> _What you are asked to do_: Copy each line below that contains "Cusp".

++++ Supplied data

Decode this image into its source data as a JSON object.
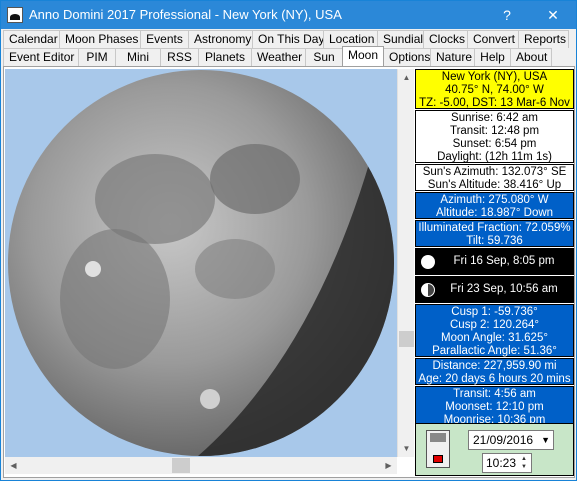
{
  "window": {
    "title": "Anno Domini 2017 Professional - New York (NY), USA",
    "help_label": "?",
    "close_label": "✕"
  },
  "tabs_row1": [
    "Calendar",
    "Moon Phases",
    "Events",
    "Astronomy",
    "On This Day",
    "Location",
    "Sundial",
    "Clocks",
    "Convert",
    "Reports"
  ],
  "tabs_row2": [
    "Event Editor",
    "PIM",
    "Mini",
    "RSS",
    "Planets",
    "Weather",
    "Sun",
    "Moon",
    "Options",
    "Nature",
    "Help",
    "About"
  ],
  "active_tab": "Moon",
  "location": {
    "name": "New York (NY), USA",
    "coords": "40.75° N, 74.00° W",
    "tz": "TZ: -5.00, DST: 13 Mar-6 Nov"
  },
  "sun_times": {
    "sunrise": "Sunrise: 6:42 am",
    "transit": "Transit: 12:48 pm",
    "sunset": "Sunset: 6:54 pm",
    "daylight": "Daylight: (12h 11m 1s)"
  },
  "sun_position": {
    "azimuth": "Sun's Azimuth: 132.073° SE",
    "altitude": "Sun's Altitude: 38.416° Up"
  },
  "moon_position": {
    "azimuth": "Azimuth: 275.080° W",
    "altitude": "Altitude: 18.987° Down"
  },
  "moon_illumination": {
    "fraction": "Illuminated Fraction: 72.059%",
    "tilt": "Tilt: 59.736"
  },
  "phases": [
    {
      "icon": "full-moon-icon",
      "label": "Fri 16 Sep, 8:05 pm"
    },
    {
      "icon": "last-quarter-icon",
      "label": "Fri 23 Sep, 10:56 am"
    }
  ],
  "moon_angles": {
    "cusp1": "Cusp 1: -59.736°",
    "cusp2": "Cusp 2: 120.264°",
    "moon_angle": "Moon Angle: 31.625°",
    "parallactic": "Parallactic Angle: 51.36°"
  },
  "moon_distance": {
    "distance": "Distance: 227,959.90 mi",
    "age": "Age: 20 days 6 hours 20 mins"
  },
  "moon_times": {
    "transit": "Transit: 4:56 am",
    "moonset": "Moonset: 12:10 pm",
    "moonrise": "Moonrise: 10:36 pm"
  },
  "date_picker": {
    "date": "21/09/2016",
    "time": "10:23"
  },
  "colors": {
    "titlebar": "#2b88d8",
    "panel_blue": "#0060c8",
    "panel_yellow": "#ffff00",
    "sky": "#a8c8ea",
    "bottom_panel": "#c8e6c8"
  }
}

++++++++

> _Correct response_:
    "cusp1": "Cusp 1: -59.736°",
    "cusp2": "Cusp 2: 120.264°",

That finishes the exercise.